> **Do this**: Nothing but the lines from the line with "What does this" through the end of the data is to be copied, and each is to be copied exactly.
— begin —
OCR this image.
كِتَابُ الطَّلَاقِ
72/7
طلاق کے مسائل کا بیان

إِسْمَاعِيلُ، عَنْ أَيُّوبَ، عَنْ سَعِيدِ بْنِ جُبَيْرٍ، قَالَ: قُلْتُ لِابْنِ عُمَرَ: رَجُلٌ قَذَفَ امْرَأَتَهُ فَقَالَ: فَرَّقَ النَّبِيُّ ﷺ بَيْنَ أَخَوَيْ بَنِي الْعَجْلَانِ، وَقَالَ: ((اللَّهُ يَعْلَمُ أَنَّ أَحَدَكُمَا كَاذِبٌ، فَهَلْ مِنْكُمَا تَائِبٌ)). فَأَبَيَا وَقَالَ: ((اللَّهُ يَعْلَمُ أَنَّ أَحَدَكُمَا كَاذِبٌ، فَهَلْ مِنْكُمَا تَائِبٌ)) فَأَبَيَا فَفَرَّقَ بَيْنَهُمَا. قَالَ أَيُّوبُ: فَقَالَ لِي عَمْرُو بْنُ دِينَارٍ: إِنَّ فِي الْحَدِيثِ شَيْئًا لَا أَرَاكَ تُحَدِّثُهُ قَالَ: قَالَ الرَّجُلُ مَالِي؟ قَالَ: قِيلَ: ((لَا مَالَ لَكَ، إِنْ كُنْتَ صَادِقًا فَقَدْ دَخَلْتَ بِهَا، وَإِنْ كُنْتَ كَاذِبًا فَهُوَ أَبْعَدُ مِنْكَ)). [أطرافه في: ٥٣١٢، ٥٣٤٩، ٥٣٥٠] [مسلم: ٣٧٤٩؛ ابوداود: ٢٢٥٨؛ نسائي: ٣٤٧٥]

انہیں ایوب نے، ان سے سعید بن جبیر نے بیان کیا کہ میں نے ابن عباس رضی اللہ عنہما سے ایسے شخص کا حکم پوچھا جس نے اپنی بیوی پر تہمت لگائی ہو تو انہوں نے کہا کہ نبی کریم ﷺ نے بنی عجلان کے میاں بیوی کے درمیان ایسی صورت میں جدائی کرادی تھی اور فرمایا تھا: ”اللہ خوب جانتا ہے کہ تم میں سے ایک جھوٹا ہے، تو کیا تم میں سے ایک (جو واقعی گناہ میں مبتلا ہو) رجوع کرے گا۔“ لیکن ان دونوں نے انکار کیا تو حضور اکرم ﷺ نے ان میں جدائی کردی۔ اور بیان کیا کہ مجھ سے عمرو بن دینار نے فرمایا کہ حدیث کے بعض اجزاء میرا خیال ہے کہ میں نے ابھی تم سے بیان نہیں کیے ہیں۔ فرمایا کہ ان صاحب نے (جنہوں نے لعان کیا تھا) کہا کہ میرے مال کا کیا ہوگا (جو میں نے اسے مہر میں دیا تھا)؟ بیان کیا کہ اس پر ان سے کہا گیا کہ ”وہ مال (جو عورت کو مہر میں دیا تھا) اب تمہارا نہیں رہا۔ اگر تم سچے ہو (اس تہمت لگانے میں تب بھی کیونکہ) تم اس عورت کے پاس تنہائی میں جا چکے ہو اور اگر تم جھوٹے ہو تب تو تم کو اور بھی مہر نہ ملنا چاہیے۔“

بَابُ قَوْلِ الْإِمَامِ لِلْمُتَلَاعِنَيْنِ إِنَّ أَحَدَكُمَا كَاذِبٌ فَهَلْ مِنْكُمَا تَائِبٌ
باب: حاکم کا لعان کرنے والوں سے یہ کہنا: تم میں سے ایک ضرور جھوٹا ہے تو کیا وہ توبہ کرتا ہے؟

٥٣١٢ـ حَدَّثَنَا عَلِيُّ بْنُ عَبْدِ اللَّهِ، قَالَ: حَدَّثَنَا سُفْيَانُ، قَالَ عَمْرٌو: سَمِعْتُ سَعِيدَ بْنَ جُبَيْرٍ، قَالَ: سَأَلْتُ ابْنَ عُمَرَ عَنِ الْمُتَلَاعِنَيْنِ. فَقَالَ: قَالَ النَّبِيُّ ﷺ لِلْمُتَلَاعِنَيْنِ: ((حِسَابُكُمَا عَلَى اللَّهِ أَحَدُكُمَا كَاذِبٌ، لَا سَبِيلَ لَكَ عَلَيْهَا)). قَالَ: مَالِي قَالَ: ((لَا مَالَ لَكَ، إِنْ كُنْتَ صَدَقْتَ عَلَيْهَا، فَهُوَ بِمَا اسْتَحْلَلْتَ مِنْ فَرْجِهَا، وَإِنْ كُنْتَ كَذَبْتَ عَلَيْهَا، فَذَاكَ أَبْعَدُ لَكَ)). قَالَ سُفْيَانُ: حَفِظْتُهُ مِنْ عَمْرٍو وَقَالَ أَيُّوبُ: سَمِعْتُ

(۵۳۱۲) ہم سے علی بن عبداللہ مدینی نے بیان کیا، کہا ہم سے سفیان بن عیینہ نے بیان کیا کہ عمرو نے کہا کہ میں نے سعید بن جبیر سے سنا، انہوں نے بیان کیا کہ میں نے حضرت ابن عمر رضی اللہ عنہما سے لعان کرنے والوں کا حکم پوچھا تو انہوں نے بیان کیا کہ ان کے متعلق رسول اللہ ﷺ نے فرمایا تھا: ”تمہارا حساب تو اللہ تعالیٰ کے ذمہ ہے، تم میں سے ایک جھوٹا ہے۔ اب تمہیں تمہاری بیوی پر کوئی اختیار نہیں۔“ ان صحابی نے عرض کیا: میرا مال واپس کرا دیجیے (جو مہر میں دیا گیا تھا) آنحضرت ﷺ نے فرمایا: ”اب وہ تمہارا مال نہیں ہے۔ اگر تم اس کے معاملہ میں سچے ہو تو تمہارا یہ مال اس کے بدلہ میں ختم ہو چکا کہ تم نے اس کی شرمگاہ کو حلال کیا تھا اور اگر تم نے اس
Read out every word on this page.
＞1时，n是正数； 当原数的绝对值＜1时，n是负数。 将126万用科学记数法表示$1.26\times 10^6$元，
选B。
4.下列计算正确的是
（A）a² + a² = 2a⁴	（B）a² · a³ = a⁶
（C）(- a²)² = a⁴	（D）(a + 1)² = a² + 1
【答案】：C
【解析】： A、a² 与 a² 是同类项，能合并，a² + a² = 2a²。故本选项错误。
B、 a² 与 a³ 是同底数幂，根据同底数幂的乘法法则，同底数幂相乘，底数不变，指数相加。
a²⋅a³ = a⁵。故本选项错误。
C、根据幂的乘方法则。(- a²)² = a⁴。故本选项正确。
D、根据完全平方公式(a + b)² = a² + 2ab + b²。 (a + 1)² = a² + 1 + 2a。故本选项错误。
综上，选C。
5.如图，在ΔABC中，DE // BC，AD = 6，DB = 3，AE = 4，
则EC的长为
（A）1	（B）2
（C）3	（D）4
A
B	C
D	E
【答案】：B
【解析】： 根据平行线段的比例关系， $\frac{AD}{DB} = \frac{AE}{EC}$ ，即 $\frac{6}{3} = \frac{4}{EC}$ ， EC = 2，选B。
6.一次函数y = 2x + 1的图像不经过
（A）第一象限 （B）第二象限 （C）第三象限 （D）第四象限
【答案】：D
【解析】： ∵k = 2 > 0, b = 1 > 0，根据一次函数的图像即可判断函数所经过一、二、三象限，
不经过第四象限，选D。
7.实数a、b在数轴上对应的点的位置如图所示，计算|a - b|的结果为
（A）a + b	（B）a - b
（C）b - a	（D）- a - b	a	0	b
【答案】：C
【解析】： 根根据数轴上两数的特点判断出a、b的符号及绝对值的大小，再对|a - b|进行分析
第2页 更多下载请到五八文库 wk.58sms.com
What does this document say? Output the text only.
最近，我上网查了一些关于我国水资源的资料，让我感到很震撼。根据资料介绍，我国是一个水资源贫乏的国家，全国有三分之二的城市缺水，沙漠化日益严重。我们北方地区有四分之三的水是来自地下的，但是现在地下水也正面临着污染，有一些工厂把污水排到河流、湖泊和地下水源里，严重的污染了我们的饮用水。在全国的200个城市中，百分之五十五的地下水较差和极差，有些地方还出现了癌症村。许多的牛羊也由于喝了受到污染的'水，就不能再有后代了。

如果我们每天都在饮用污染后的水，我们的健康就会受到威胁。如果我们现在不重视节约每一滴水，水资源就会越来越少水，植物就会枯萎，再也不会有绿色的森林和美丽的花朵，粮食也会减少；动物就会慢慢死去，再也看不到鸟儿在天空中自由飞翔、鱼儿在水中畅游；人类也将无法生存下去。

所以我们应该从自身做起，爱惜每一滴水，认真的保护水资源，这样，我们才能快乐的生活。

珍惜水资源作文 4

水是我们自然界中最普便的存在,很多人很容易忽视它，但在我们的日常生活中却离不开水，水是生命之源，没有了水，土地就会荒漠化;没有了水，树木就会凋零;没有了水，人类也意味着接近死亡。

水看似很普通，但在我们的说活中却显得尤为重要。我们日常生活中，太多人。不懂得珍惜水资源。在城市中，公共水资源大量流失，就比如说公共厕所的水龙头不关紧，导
— end —
> **Task output**:
What does this document say? Output the text only.
最近，我上网查了一些关于我国水资源的资料，让我感到很震撼。根据资料介绍，我国是一个水资源贫乏的国家，全国有三分之二的城市缺水，沙漠化日益严重。我们北方地区有四分之三的水是来自地下的，但是现在地下水也正面临着污染，有一些工厂把污水排到河流、湖泊和地下水源里，严重的污染了我们的饮用水。在全国的200个城市中，百分之五十五的地下水较差和极差，有些地方还出现了癌症村。许多的牛羊也由于喝了受到污染的'水，就不能再有后代了。

如果我们每天都在饮用污染后的水，我们的健康就会受到威胁。如果我们现在不重视节约每一滴水，水资源就会越来越少水，植物就会枯萎，再也不会有绿色的森林和美丽的花朵，粮食也会减少；动物就会慢慢死去，再也看不到鸟儿在天空中自由飞翔、鱼儿在水中畅游；人类也将无法生存下去。

所以我们应该从自身做起，爱惜每一滴水，认真的保护水资源，这样，我们才能快乐的生活。

珍惜水资源作文 4

水是我们自然界中最普便的存在,很多人很容易忽视它，但在我们的日常生活中却离不开水，水是生命之源，没有了水，土地就会荒漠化;没有了水，树木就会凋零;没有了水，人类也意味着接近死亡。

水看似很普通，但在我们的说活中却显得尤为重要。我们日常生活中，太多人。不懂得珍惜水资源。在城市中，公共水资源大量流失，就比如说公共厕所的水龙头不关紧，导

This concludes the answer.